## Provided data
──────────────────────────────

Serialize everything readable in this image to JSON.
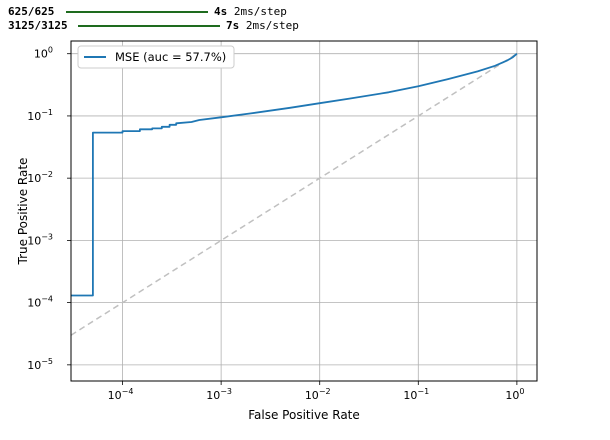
{
  "progress": [
    {
      "steps": "625/625",
      "time": "4s",
      "rate": "2ms/step"
    },
    {
      "steps": "3125/3125",
      "time": "7s",
      "rate": "2ms/step"
    }
  ],
  "chart_data": {
    "type": "line",
    "xscale": "log",
    "yscale": "log",
    "xlabel": "False Positive Rate",
    "ylabel": "True Positive Rate",
    "xlim": [
      3e-05,
      1.6
    ],
    "ylim": [
      5.5e-06,
      1.6
    ],
    "grid": true,
    "legend_position": "top-left",
    "xticks": [
      {
        "value": 0.0001,
        "base": "10",
        "exp": "−4"
      },
      {
        "value": 0.001,
        "base": "10",
        "exp": "−3"
      },
      {
        "value": 0.01,
        "base": "10",
        "exp": "−2"
      },
      {
        "value": 0.1,
        "base": "10",
        "exp": "−1"
      },
      {
        "value": 1,
        "base": "10",
        "exp": "0"
      }
    ],
    "yticks": [
      {
        "value": 1e-05,
        "base": "10",
        "exp": "−5"
      },
      {
        "value": 0.0001,
        "base": "10",
        "exp": "−4"
      },
      {
        "value": 0.001,
        "base": "10",
        "exp": "−3"
      },
      {
        "value": 0.01,
        "base": "10",
        "exp": "−2"
      },
      {
        "value": 0.1,
        "base": "10",
        "exp": "−1"
      },
      {
        "value": 1,
        "base": "10",
        "exp": "0"
      }
    ],
    "series": [
      {
        "name": "MSE (auc = 57.7%)",
        "color": "#1f77b4",
        "style": "solid",
        "points": [
          [
            3e-05,
            0.00013
          ],
          [
            5e-05,
            0.00013
          ],
          [
            5e-05,
            0.054
          ],
          [
            0.0001,
            0.054
          ],
          [
            0.0001,
            0.057
          ],
          [
            0.00015,
            0.057
          ],
          [
            0.00015,
            0.061
          ],
          [
            0.0002,
            0.061
          ],
          [
            0.0002,
            0.063
          ],
          [
            0.00025,
            0.063
          ],
          [
            0.00025,
            0.067
          ],
          [
            0.0003,
            0.067
          ],
          [
            0.0003,
            0.072
          ],
          [
            0.00035,
            0.072
          ],
          [
            0.00035,
            0.076
          ],
          [
            0.0005,
            0.08
          ],
          [
            0.0006,
            0.086
          ],
          [
            0.001,
            0.095
          ],
          [
            0.002,
            0.11
          ],
          [
            0.005,
            0.135
          ],
          [
            0.01,
            0.16
          ],
          [
            0.02,
            0.19
          ],
          [
            0.05,
            0.24
          ],
          [
            0.1,
            0.3
          ],
          [
            0.2,
            0.39
          ],
          [
            0.4,
            0.52
          ],
          [
            0.6,
            0.64
          ],
          [
            0.8,
            0.78
          ],
          [
            0.9,
            0.87
          ],
          [
            1.0,
            1.0
          ]
        ]
      },
      {
        "name": "",
        "color": "#c0c0c0",
        "style": "dashed",
        "points": [
          [
            3e-05,
            3e-05
          ],
          [
            1.0,
            1.0
          ]
        ]
      }
    ]
  }
}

──────────────────────────────

## Goal of the exercise
Restate the data above word for word. Skip every picture.

## Answer in full
Serialize everything readable in this image to JSON.
{
  "progress": [
    {
      "steps": "625/625",
      "time": "4s",
      "rate": "2ms/step"
    },
    {
      "steps": "3125/3125",
      "time": "7s",
      "rate": "2ms/step"
    }
  ],
  "chart_data": {
    "type": "line",
    "xscale": "log",
    "yscale": "log",
    "xlabel": "False Positive Rate",
    "ylabel": "True Positive Rate",
    "xlim": [
      3e-05,
      1.6
    ],
    "ylim": [
      5.5e-06,
      1.6
    ],
    "grid": true,
    "legend_position": "top-left",
    "xticks": [
      {
        "value": 0.0001,
        "base": "10",
        "exp": "−4"
      },
      {
        "value": 0.001,
        "base": "10",
        "exp": "−3"
      },
      {
        "value": 0.01,
        "base": "10",
        "exp": "−2"
      },
      {
        "value": 0.1,
        "base": "10",
        "exp": "−1"
      },
      {
        "value": 1,
        "base": "10",
        "exp": "0"
      }
    ],
    "yticks": [
      {
        "value": 1e-05,
        "base": "10",
        "exp": "−5"
      },
      {
        "value": 0.0001,
        "base": "10",
        "exp": "−4"
      },
      {
        "value": 0.001,
        "base": "10",
        "exp": "−3"
      },
      {
        "value": 0.01,
        "base": "10",
        "exp": "−2"
      },
      {
        "value": 0.1,
        "base": "10",
        "exp": "−1"
      },
      {
        "value": 1,
        "base": "10",
        "exp": "0"
      }
    ],
    "series": [
      {
        "name": "MSE (auc = 57.7%)",
        "color": "#1f77b4",
        "style": "solid",
        "points": [
          [
            3e-05,
            0.00013
          ],
          [
            5e-05,
            0.00013
          ],
          [
            5e-05,
            0.054
          ],
          [
            0.0001,
            0.054
          ],
          [
            0.0001,
            0.057
          ],
          [
            0.00015,
            0.057
          ],
          [
            0.00015,
            0.061
          ],
          [
            0.0002,
            0.061
          ],
          [
            0.0002,
            0.063
          ],
          [
            0.00025,
            0.063
          ],
          [
            0.00025,
            0.067
          ],
          [
            0.0003,
            0.067
          ],
          [
            0.0003,
            0.072
          ],
          [
            0.00035,
            0.072
          ],
          [
            0.00035,
            0.076
          ],
          [
            0.0005,
            0.08
          ],
          [
            0.0006,
            0.086
          ],
          [
            0.001,
            0.095
          ],
          [
            0.002,
            0.11
          ],
          [
            0.005,
            0.135
          ],
          [
            0.01,
            0.16
          ],
          [
            0.02,
            0.19
          ],
          [
            0.05,
            0.24
          ],
          [
            0.1,
            0.3
          ],
          [
            0.2,
            0.39
          ],
          [
            0.4,
            0.52
          ],
          [
            0.6,
            0.64
          ],
          [
            0.8,
            0.78
          ],
          [
            0.9,
            0.87
          ],
          [
            1.0,
            1.0
          ]
        ]
      },
      {
        "name": "",
        "color": "#c0c0c0",
        "style": "dashed",
        "points": [
          [
            3e-05,
            3e-05
          ],
          [
            1.0,
            1.0
          ]
        ]
      }
    ]
  }
}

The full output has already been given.